GIVEN ENTRIES:

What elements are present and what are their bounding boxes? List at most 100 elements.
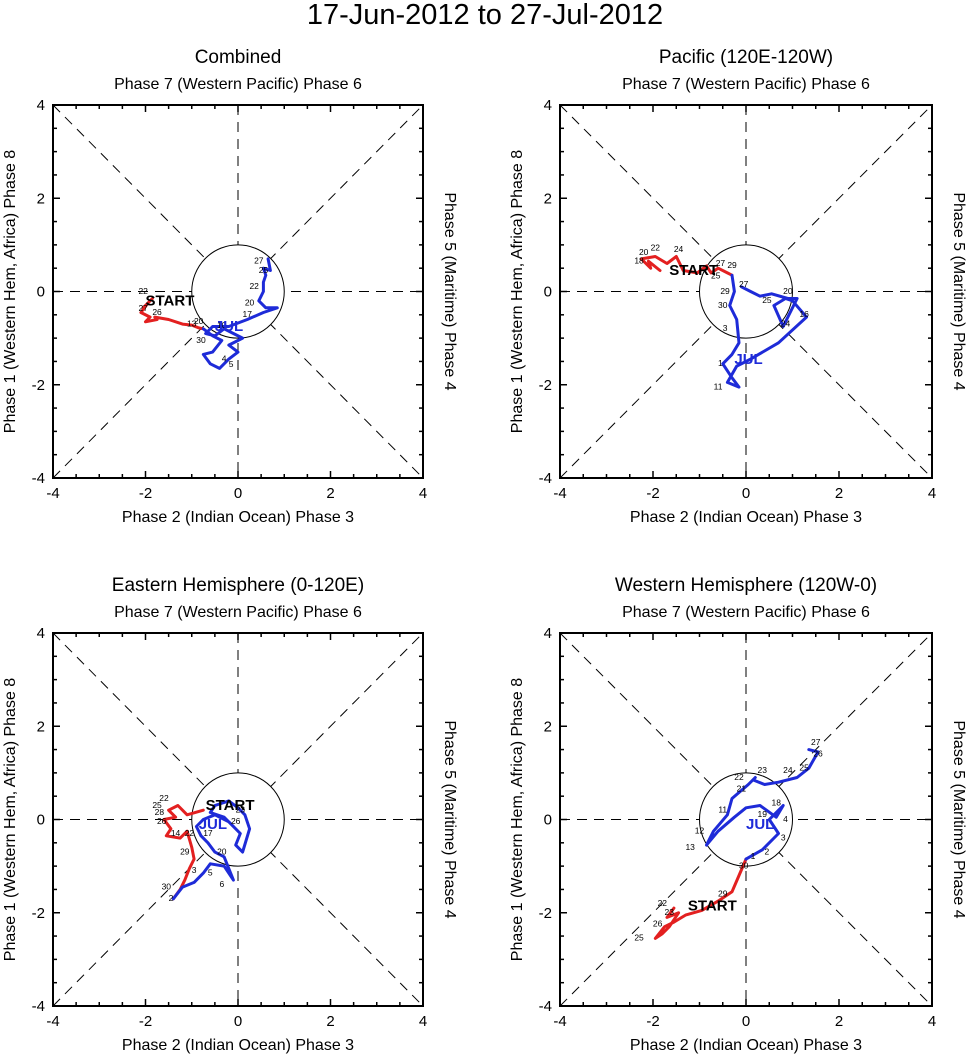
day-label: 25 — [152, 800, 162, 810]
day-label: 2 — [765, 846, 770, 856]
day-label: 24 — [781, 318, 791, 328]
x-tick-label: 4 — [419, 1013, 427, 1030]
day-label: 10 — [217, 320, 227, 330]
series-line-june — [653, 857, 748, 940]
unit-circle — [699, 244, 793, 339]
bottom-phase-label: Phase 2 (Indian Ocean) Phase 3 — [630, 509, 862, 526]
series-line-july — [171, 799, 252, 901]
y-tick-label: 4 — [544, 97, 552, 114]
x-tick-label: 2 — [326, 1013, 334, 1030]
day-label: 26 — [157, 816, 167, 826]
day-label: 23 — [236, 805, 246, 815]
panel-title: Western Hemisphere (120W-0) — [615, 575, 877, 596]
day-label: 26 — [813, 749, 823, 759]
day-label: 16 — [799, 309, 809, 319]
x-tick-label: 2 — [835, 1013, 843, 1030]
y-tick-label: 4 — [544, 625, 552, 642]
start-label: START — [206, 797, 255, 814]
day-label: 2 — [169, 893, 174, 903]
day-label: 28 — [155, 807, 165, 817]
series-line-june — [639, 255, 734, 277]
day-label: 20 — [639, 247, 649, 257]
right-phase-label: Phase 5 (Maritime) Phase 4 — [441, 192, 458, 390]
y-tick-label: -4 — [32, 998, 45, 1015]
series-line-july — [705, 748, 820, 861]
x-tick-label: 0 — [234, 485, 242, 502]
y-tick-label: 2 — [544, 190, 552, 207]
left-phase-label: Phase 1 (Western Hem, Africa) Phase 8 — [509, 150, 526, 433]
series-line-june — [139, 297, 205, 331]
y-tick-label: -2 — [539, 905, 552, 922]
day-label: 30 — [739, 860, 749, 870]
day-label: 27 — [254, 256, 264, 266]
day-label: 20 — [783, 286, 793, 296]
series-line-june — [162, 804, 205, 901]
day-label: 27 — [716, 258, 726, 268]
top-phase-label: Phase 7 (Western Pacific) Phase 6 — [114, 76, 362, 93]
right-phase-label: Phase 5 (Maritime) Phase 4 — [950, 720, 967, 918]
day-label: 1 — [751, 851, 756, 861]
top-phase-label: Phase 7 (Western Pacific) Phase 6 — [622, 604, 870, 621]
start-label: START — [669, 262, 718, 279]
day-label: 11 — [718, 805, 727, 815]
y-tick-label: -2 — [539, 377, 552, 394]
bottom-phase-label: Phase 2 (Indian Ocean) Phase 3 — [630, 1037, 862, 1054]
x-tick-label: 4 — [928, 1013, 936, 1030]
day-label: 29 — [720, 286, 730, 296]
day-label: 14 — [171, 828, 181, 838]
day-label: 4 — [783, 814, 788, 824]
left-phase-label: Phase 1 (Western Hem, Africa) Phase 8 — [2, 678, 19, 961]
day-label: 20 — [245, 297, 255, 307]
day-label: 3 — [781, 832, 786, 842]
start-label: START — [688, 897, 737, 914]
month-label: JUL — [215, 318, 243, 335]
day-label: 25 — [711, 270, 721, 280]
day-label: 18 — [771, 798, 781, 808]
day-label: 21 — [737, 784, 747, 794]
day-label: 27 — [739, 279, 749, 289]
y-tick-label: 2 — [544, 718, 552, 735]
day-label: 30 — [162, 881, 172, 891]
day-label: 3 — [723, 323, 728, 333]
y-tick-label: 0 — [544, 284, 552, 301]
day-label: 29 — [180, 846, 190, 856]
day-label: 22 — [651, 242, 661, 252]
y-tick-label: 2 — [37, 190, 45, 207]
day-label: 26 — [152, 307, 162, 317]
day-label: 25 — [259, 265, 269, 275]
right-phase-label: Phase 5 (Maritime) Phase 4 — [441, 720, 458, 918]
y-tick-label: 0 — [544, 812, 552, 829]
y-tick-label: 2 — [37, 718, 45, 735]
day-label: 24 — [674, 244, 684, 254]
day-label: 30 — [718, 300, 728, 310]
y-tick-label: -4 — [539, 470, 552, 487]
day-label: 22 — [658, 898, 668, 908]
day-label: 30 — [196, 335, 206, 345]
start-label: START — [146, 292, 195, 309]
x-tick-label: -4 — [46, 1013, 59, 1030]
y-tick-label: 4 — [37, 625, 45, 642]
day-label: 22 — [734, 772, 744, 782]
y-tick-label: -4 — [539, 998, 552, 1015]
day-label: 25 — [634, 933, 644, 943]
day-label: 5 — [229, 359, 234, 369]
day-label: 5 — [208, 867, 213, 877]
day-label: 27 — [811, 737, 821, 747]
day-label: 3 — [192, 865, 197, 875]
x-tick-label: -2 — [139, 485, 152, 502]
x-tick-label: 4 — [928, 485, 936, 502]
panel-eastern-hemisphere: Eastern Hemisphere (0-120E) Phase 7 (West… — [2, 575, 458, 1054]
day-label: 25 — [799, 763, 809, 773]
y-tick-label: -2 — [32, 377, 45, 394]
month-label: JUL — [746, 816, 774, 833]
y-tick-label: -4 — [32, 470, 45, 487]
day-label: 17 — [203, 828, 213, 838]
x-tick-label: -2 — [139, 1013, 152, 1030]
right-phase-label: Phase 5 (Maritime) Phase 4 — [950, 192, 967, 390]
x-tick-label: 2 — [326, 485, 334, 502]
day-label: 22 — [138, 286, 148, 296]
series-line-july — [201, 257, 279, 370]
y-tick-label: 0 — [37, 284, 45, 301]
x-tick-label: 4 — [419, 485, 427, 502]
...
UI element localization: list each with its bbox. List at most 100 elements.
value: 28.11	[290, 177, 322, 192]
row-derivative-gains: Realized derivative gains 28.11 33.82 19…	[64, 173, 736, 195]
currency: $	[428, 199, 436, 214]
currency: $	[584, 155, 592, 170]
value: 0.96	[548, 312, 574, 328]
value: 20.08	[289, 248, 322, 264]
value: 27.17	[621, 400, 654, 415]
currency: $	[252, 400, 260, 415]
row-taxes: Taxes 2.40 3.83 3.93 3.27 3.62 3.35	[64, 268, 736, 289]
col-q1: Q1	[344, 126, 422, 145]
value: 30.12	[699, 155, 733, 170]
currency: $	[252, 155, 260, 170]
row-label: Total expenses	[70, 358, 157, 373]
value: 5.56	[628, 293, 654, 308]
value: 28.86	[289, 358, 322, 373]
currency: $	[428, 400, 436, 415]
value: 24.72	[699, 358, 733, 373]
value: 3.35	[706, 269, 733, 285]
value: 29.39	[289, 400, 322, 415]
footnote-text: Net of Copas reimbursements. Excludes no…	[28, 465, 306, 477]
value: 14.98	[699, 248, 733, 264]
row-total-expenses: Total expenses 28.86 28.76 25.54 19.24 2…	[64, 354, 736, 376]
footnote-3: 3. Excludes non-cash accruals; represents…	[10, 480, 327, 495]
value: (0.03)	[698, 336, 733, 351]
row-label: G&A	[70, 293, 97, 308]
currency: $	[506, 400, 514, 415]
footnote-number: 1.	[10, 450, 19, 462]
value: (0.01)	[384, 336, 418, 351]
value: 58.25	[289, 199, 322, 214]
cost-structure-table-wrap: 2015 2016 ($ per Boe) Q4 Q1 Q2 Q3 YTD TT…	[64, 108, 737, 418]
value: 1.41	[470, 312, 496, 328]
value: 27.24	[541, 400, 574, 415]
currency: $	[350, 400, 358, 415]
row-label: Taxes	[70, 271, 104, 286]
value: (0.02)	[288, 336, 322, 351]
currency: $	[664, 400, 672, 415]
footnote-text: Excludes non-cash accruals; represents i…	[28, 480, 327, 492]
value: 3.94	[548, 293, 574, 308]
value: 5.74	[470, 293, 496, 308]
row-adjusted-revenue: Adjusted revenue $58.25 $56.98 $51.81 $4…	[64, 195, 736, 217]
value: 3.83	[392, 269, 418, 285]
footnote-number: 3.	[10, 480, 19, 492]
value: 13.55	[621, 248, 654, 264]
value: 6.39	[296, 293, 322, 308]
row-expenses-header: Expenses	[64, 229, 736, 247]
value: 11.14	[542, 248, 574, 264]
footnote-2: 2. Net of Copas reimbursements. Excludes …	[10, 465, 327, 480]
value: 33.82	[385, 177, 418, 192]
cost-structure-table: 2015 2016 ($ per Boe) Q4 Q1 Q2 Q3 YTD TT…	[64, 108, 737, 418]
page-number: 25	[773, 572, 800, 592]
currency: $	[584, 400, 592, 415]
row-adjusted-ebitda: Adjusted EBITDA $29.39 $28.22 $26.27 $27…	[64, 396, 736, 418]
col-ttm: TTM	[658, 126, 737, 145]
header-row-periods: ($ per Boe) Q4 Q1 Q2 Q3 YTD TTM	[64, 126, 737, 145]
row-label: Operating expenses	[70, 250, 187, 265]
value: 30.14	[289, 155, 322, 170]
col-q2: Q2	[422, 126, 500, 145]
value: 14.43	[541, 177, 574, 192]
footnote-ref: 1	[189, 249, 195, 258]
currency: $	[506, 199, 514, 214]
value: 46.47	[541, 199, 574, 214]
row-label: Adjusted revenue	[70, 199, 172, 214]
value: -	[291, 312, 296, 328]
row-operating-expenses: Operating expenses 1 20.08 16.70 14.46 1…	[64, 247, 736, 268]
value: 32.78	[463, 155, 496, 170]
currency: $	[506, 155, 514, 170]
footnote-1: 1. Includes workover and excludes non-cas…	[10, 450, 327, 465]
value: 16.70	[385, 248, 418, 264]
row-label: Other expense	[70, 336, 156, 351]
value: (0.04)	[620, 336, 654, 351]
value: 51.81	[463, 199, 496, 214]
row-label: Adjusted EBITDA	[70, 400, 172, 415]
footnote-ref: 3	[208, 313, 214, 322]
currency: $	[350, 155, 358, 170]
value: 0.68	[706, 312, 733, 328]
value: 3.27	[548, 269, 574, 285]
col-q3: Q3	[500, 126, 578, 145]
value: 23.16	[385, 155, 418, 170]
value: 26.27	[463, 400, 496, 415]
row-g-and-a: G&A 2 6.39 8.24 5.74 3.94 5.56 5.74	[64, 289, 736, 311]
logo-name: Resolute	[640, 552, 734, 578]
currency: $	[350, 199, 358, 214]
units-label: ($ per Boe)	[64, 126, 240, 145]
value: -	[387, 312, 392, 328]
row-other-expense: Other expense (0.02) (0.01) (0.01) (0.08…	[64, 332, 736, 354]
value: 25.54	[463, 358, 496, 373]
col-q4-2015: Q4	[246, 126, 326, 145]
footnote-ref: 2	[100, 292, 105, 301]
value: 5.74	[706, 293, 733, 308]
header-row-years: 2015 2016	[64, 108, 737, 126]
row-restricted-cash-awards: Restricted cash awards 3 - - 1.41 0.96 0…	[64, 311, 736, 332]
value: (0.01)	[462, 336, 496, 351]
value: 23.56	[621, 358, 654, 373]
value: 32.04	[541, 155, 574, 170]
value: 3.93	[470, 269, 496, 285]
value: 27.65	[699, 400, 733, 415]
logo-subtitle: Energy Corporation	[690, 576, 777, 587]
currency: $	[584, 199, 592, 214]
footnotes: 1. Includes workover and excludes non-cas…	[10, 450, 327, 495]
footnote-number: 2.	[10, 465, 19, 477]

TASK DETAILS: Reproduce the stretch of entries from the line containing "day-label: 25 — [152, 800, 162, 810]" through the line containing "day-label: 23 — [236, 805, 246, 815]", switching "unit-circle" to "reference-circle" and leaving everything else unchanged.

OUTPUT FOR THIS TASK:
day-label: 25 — [152, 800, 162, 810]
day-label: 2 — [765, 846, 770, 856]
day-label: 24 — [781, 318, 791, 328]
x-tick-label: 4 — [419, 1013, 427, 1030]
day-label: 10 — [217, 320, 227, 330]
series-line-june — [653, 857, 748, 940]
reference-circle — [699, 244, 793, 339]
bottom-phase-label: Phase 2 (Indian Ocean) Phase 3 — [630, 509, 862, 526]
series-line-july — [171, 799, 252, 901]
y-tick-label: 4 — [544, 97, 552, 114]
x-tick-label: 2 — [326, 1013, 334, 1030]
day-label: 26 — [157, 816, 167, 826]
day-label: 23 — [236, 805, 246, 815]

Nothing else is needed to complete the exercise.